Instruction: Reproduce every line of the records below verbatim, leaving out the pictures.

Listings of elements and regions:
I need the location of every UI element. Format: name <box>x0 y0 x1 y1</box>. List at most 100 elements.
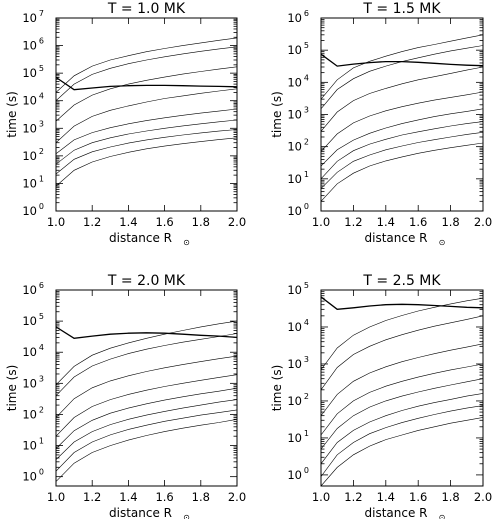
y-tick-label: 10 <box>287 468 302 482</box>
y-tick-exponent: 3 <box>304 355 309 364</box>
x-tick-label: 1.2 <box>344 215 362 229</box>
y-tick-exponent: 5 <box>39 312 44 321</box>
series-line-1 <box>321 34 483 100</box>
series-line-2 <box>56 333 237 396</box>
x-tick-label: 1.0 <box>47 215 65 229</box>
y-tick-exponent: 2 <box>39 147 44 156</box>
series-line-4 <box>321 91 483 152</box>
y-tick-label: 10 <box>22 39 37 53</box>
x-tick-label: 1.6 <box>409 490 427 504</box>
panel-title: T = 1.5 MK <box>362 1 441 17</box>
panel-title: T = 2.0 MK <box>107 273 186 289</box>
x-tick-label: 1.8 <box>192 490 210 504</box>
x-tick-label: 1.0 <box>312 215 330 229</box>
sun-symbol-subscript: ⊙ <box>183 238 190 247</box>
plot-frame <box>55 289 238 487</box>
x-tick-label: 1.0 <box>312 490 330 504</box>
series-line-4 <box>56 374 237 437</box>
series-line-8 <box>56 419 237 482</box>
series-line-5 <box>321 108 483 167</box>
y-tick-exponent: 0 <box>304 202 309 211</box>
series-line-2 <box>56 46 237 101</box>
y-tick-exponent: 0 <box>304 466 309 475</box>
sun-symbol-subscript: ⊙ <box>439 238 446 247</box>
x-tick-label: 1.2 <box>344 490 362 504</box>
panel-title: T = 2.5 MK <box>362 273 441 289</box>
y-tick-label: 10 <box>287 172 302 186</box>
series-line-6 <box>56 119 237 165</box>
series-line-3 <box>321 343 483 416</box>
y-tick-exponent: 2 <box>304 392 309 401</box>
series-line-6 <box>56 399 237 460</box>
y-tick-exponent: 4 <box>39 92 44 101</box>
x-tick-label: 1.6 <box>409 215 427 229</box>
y-tick-exponent: 0 <box>39 468 44 477</box>
y-tick-label: 10 <box>287 283 302 297</box>
y-tick-label: 10 <box>22 94 37 108</box>
series-line-4 <box>321 363 483 436</box>
x-tick-label: 1.4 <box>377 215 395 229</box>
x-axis-label: distance R <box>109 231 172 245</box>
y-tick-exponent: 1 <box>39 437 44 446</box>
bold-series-line <box>56 76 237 91</box>
y-tick-exponent: 5 <box>304 281 309 290</box>
y-tick-exponent: 0 <box>39 202 44 211</box>
y-tick-exponent: 6 <box>39 37 44 46</box>
bold-series-line <box>321 53 483 67</box>
series-line-7 <box>56 129 237 175</box>
y-tick-label: 10 <box>287 75 302 89</box>
y-tick-label: 10 <box>22 121 37 135</box>
bold-series-line <box>321 296 483 310</box>
y-tick-label: 10 <box>22 314 37 328</box>
y-axis-label: time (s) <box>5 91 19 138</box>
series-line-4 <box>56 88 237 143</box>
y-tick-label: 10 <box>22 439 37 453</box>
series-line-1 <box>321 297 483 370</box>
series-line-2 <box>321 45 483 109</box>
plot-frame <box>55 17 238 212</box>
y-tick-label: 10 <box>287 394 302 408</box>
y-tick-exponent: 2 <box>304 138 309 147</box>
y-tick-label: 10 <box>22 149 37 163</box>
y-tick-label: 10 <box>22 470 37 484</box>
y-tick-exponent: 1 <box>39 174 44 183</box>
y-tick-label: 10 <box>22 176 37 190</box>
y-tick-label: 10 <box>287 11 302 25</box>
x-axis-label: distance R <box>365 506 428 519</box>
y-tick-label: 10 <box>287 43 302 57</box>
x-tick-label: 2.0 <box>228 215 246 229</box>
y-tick-label: 10 <box>287 140 302 154</box>
x-tick-label: 1.6 <box>155 490 173 504</box>
y-tick-label: 10 <box>287 320 302 334</box>
x-tick-label: 1.2 <box>83 490 101 504</box>
y-tick-label: 10 <box>22 204 37 218</box>
plot-frame <box>320 17 484 212</box>
series-line-7 <box>321 405 483 477</box>
series-line-8 <box>321 142 483 202</box>
y-tick-label: 10 <box>287 204 302 218</box>
y-tick-exponent: 3 <box>39 374 44 383</box>
x-tick-label: 1.8 <box>441 490 459 504</box>
x-tick-label: 1.8 <box>192 215 210 229</box>
y-tick-label: 10 <box>22 345 37 359</box>
y-tick-exponent: 1 <box>304 429 309 438</box>
series-line-6 <box>321 121 483 180</box>
series-line-2 <box>321 315 483 390</box>
series-line-8 <box>56 137 237 187</box>
y-tick-exponent: 5 <box>304 41 309 50</box>
x-tick-label: 1.4 <box>119 490 137 504</box>
series-line-6 <box>321 393 483 464</box>
y-tick-exponent: 3 <box>304 106 309 115</box>
x-tick-label: 1.2 <box>83 215 101 229</box>
x-tick-label: 1.0 <box>47 490 65 504</box>
y-tick-label: 10 <box>22 283 37 297</box>
y-tick-exponent: 5 <box>39 64 44 73</box>
bold-series-line <box>56 326 237 339</box>
y-tick-label: 10 <box>287 357 302 371</box>
y-tick-exponent: 3 <box>39 119 44 128</box>
x-tick-label: 2.0 <box>228 490 246 504</box>
series-line-5 <box>321 378 483 450</box>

The solution:
I need the location of every UI element. Format: name <box>x0 y0 x1 y1</box>. List at most 100 elements.
y-tick-label: 10 <box>287 468 302 482</box>
y-tick-exponent: 3 <box>304 355 309 364</box>
x-tick-label: 1.2 <box>344 215 362 229</box>
y-tick-exponent: 5 <box>39 312 44 321</box>
series-line-1 <box>321 34 483 100</box>
series-line-2 <box>56 333 237 396</box>
x-tick-label: 1.0 <box>47 215 65 229</box>
y-tick-exponent: 2 <box>39 147 44 156</box>
series-line-4 <box>321 91 483 152</box>
y-tick-label: 10 <box>22 39 37 53</box>
x-tick-label: 1.6 <box>409 490 427 504</box>
panel-title: T = 1.5 MK <box>362 1 441 17</box>
panel-title: T = 2.0 MK <box>107 273 186 289</box>
x-tick-label: 1.8 <box>192 490 210 504</box>
x-tick-label: 1.0 <box>312 215 330 229</box>
sun-symbol-subscript: ⊙ <box>183 238 190 247</box>
plot-frame <box>55 289 238 487</box>
x-tick-label: 1.0 <box>312 490 330 504</box>
series-line-4 <box>56 374 237 437</box>
series-line-8 <box>56 419 237 482</box>
series-line-5 <box>321 108 483 167</box>
y-tick-exponent: 0 <box>304 202 309 211</box>
series-line-2 <box>56 46 237 101</box>
y-tick-exponent: 0 <box>304 466 309 475</box>
sun-symbol-subscript: ⊙ <box>439 238 446 247</box>
x-tick-label: 1.2 <box>344 490 362 504</box>
panel-title: T = 2.5 MK <box>362 273 441 289</box>
y-tick-label: 10 <box>287 172 302 186</box>
series-line-6 <box>56 119 237 165</box>
series-line-3 <box>321 343 483 416</box>
y-tick-exponent: 2 <box>304 392 309 401</box>
series-line-6 <box>56 399 237 460</box>
y-tick-exponent: 4 <box>39 92 44 101</box>
x-tick-label: 1.6 <box>409 215 427 229</box>
y-tick-exponent: 0 <box>39 468 44 477</box>
y-tick-label: 10 <box>287 283 302 297</box>
y-tick-label: 10 <box>22 94 37 108</box>
series-line-4 <box>321 363 483 436</box>
x-tick-label: 1.4 <box>377 215 395 229</box>
x-axis-label: distance R <box>109 231 172 245</box>
y-tick-exponent: 1 <box>39 437 44 446</box>
bold-series-line <box>56 76 237 91</box>
y-tick-exponent: 5 <box>304 281 309 290</box>
y-tick-exponent: 0 <box>39 202 44 211</box>
y-tick-exponent: 6 <box>39 37 44 46</box>
bold-series-line <box>321 53 483 67</box>
series-line-7 <box>56 129 237 175</box>
y-tick-label: 10 <box>287 75 302 89</box>
y-tick-label: 10 <box>22 121 37 135</box>
bold-series-line <box>321 296 483 310</box>
y-tick-label: 10 <box>22 314 37 328</box>
y-axis-label: time (s) <box>5 91 19 138</box>
series-line-4 <box>56 88 237 143</box>
y-tick-label: 10 <box>22 439 37 453</box>
series-line-1 <box>321 297 483 370</box>
series-line-2 <box>321 45 483 109</box>
plot-frame <box>55 17 238 212</box>
y-tick-label: 10 <box>287 394 302 408</box>
y-tick-exponent: 2 <box>304 138 309 147</box>
y-tick-label: 10 <box>22 149 37 163</box>
y-tick-label: 10 <box>22 470 37 484</box>
y-tick-exponent: 1 <box>39 174 44 183</box>
y-tick-label: 10 <box>22 176 37 190</box>
y-tick-label: 10 <box>287 11 302 25</box>
x-axis-label: distance R <box>365 506 428 519</box>
y-tick-label: 10 <box>287 43 302 57</box>
x-tick-label: 2.0 <box>228 215 246 229</box>
y-tick-label: 10 <box>287 140 302 154</box>
x-tick-label: 1.6 <box>155 490 173 504</box>
y-tick-label: 10 <box>287 320 302 334</box>
x-tick-label: 1.2 <box>83 490 101 504</box>
y-tick-label: 10 <box>22 204 37 218</box>
plot-frame <box>320 17 484 212</box>
series-line-7 <box>321 405 483 477</box>
series-line-8 <box>321 142 483 202</box>
y-tick-label: 10 <box>287 204 302 218</box>
y-tick-exponent: 3 <box>39 374 44 383</box>
x-tick-label: 1.8 <box>441 490 459 504</box>
x-tick-label: 1.8 <box>192 215 210 229</box>
y-tick-label: 10 <box>22 345 37 359</box>
y-tick-exponent: 1 <box>304 429 309 438</box>
series-line-6 <box>321 121 483 180</box>
series-line-2 <box>321 315 483 390</box>
series-line-8 <box>56 137 237 187</box>
y-tick-exponent: 5 <box>304 41 309 50</box>
x-tick-label: 1.4 <box>119 490 137 504</box>
series-line-6 <box>321 393 483 464</box>
y-tick-exponent: 3 <box>304 106 309 115</box>
x-tick-label: 1.2 <box>83 215 101 229</box>
x-tick-label: 1.0 <box>47 490 65 504</box>
y-tick-label: 10 <box>22 283 37 297</box>
y-tick-exponent: 5 <box>39 64 44 73</box>
bold-series-line <box>56 326 237 339</box>
y-tick-label: 10 <box>287 357 302 371</box>
y-tick-exponent: 3 <box>39 119 44 128</box>
x-tick-label: 2.0 <box>228 490 246 504</box>
series-line-5 <box>321 378 483 450</box>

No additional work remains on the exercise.